Only the number is wanted: how many lines contain "poly"?

Stored data
═══

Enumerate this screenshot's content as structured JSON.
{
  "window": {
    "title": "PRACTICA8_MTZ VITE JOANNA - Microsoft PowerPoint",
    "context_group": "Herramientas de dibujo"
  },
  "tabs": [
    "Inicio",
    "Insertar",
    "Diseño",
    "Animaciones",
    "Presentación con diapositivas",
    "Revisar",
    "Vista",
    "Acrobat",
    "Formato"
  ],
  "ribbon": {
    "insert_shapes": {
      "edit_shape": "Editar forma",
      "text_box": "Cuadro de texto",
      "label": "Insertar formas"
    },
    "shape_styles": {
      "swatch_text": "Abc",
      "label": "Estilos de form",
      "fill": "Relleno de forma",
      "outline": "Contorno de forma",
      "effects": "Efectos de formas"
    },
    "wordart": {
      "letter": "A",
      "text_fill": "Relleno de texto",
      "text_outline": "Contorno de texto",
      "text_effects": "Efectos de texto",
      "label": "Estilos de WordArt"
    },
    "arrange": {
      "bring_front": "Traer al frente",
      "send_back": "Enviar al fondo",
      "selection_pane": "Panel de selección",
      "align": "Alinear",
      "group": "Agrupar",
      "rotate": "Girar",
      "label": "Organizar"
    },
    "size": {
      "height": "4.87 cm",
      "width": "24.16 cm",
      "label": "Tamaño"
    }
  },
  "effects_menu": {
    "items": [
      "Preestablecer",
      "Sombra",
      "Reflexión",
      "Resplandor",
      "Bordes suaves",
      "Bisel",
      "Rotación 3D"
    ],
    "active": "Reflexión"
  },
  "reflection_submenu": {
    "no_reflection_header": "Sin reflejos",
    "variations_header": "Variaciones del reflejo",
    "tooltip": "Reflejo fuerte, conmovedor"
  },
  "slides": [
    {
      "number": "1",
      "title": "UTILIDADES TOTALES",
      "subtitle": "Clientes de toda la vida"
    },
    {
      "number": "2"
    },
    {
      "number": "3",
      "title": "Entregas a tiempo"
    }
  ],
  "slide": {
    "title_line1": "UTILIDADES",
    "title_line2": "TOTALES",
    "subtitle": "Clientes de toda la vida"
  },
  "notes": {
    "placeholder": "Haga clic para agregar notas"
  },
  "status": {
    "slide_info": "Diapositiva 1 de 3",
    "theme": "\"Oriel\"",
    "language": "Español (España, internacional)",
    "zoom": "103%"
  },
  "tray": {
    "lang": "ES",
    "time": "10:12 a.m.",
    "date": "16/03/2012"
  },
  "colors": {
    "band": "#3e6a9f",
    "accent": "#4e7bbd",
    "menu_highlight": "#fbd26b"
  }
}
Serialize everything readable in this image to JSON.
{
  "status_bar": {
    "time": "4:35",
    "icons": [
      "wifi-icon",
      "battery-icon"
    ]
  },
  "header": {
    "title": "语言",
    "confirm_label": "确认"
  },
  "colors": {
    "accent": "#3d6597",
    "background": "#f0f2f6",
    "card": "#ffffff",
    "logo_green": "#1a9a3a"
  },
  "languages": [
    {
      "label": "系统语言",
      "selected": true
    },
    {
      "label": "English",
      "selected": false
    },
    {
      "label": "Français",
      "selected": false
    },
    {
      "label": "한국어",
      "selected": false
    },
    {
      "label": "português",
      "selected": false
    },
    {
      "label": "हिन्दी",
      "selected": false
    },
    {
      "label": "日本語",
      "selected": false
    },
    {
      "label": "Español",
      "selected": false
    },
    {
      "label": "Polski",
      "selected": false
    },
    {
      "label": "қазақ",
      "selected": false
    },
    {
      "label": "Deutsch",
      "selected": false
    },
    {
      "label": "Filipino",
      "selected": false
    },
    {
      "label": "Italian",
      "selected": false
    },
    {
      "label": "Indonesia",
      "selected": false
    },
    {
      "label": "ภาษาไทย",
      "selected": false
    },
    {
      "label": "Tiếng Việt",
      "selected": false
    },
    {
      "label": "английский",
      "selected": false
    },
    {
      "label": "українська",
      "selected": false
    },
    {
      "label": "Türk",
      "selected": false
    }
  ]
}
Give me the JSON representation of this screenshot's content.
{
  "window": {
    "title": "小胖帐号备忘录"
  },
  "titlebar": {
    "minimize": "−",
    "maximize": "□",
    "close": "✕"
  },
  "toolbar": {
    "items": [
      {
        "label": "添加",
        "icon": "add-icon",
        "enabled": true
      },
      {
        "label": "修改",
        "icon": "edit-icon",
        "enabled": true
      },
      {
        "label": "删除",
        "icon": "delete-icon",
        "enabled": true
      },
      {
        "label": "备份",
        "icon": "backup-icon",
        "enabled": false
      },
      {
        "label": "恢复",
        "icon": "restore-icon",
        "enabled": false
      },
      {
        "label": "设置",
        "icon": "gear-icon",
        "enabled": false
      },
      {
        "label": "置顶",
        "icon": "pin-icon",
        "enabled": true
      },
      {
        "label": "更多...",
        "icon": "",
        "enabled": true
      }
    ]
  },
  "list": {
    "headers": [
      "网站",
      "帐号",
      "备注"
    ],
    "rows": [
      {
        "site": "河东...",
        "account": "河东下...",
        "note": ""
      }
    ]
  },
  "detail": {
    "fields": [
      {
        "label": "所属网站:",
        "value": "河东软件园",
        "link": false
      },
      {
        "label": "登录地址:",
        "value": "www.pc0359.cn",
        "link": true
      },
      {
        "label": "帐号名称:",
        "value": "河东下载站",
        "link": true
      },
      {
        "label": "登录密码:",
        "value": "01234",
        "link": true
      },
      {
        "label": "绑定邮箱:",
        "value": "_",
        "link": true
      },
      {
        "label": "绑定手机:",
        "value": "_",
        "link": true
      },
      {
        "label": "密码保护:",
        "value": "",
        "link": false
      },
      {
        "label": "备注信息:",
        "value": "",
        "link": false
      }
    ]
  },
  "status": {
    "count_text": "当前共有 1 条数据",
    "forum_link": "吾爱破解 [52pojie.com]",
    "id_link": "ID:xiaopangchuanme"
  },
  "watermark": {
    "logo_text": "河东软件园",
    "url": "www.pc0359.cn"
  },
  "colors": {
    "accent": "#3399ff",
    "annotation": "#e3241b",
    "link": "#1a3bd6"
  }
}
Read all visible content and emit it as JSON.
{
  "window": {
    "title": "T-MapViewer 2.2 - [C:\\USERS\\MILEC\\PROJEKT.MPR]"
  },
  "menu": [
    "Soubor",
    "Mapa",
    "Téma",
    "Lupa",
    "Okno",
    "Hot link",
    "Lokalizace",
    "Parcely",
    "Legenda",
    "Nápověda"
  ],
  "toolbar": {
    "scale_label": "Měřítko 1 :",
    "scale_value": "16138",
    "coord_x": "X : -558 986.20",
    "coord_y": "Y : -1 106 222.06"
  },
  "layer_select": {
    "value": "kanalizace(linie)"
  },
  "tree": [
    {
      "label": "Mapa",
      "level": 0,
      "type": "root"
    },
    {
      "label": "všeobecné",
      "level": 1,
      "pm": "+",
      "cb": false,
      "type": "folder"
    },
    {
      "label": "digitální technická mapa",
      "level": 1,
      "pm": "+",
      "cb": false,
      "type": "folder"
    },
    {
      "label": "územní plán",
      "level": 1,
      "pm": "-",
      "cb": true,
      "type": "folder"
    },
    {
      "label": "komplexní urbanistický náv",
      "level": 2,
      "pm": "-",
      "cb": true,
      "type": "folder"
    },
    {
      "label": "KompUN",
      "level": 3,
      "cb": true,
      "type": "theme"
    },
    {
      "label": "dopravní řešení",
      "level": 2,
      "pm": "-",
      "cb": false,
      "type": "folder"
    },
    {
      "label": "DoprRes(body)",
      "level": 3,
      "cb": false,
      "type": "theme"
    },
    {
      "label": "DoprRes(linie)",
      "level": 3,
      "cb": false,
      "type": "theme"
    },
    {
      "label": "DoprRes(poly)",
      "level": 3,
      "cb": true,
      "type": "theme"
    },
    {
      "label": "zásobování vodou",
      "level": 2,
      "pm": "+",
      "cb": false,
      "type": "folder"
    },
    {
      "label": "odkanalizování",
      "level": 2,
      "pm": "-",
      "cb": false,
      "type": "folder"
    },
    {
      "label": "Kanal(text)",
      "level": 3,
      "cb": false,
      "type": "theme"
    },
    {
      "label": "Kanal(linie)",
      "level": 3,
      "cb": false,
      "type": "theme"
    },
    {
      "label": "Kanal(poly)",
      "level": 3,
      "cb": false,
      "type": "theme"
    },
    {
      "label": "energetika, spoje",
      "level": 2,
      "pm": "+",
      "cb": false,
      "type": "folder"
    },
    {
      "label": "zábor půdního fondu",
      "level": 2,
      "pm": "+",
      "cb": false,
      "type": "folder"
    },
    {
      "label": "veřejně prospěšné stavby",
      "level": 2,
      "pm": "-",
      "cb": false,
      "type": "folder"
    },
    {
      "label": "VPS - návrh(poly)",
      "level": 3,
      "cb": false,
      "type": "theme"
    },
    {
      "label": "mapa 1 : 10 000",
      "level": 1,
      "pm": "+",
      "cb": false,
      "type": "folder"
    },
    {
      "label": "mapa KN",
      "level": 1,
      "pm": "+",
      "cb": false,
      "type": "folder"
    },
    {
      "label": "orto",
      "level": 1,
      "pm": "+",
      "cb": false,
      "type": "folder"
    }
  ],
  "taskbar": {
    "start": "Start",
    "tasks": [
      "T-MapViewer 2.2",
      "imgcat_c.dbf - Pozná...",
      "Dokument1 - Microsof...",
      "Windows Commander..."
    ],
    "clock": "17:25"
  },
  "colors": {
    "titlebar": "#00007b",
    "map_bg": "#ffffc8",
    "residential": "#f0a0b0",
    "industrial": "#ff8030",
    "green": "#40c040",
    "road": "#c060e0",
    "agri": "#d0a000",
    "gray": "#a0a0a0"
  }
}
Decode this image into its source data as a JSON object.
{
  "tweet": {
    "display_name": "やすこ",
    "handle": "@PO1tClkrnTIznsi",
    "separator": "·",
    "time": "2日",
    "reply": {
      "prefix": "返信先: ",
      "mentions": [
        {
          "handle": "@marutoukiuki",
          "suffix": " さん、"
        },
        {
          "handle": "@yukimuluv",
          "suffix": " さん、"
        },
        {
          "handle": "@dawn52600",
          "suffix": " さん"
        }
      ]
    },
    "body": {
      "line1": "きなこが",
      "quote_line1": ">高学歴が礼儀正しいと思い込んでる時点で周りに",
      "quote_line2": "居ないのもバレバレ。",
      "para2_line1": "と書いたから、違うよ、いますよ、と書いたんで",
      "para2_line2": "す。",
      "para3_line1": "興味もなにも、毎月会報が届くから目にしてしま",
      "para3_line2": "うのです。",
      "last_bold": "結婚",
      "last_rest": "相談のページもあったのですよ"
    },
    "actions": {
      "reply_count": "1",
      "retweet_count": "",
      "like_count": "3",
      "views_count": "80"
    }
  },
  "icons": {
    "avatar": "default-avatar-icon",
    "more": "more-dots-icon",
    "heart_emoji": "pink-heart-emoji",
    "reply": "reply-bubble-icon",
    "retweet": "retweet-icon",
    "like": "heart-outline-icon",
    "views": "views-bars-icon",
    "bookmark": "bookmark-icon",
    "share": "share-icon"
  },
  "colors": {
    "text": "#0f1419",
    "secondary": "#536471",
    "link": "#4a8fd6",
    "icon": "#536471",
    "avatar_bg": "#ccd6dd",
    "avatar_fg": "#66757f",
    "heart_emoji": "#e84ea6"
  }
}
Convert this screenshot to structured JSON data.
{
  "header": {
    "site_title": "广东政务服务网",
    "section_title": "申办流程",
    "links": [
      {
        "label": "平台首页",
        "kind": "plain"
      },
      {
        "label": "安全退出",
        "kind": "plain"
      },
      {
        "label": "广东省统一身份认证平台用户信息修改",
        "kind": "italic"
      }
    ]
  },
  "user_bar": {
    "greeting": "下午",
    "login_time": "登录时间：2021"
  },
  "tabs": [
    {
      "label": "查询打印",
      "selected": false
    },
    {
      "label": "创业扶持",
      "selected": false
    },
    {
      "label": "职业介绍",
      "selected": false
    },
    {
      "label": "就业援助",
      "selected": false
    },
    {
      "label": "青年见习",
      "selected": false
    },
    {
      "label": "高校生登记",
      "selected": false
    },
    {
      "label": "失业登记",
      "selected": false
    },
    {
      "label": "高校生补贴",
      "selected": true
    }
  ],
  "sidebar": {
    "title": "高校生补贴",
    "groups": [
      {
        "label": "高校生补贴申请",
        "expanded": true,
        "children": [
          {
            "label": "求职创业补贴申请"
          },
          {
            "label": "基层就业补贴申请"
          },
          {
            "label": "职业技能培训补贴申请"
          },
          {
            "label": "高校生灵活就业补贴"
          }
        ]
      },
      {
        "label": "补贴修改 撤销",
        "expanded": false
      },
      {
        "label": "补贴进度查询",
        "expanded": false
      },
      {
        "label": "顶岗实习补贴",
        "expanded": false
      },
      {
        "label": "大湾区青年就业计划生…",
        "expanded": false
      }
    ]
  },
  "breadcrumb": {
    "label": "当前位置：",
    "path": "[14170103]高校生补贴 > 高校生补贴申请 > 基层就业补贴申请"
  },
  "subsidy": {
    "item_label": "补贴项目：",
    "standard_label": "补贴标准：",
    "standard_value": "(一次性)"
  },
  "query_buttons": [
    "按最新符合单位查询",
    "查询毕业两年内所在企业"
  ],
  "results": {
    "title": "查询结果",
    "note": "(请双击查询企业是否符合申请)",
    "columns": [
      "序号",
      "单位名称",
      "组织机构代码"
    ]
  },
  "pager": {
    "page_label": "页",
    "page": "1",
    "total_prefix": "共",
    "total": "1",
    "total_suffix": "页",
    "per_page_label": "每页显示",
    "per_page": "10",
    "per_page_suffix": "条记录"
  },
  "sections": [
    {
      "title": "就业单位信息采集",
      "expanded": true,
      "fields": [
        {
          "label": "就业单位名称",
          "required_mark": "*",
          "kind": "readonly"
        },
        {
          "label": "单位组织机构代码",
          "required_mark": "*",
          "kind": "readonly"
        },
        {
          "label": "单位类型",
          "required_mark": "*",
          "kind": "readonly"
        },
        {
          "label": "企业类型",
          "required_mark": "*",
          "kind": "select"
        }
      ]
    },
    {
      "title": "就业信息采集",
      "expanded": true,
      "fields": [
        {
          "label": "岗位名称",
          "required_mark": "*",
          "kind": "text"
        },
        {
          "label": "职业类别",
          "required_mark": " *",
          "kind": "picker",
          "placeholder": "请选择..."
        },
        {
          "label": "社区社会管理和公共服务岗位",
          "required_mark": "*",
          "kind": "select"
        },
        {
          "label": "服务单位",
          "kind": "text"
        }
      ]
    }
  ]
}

═══

**Full response**
3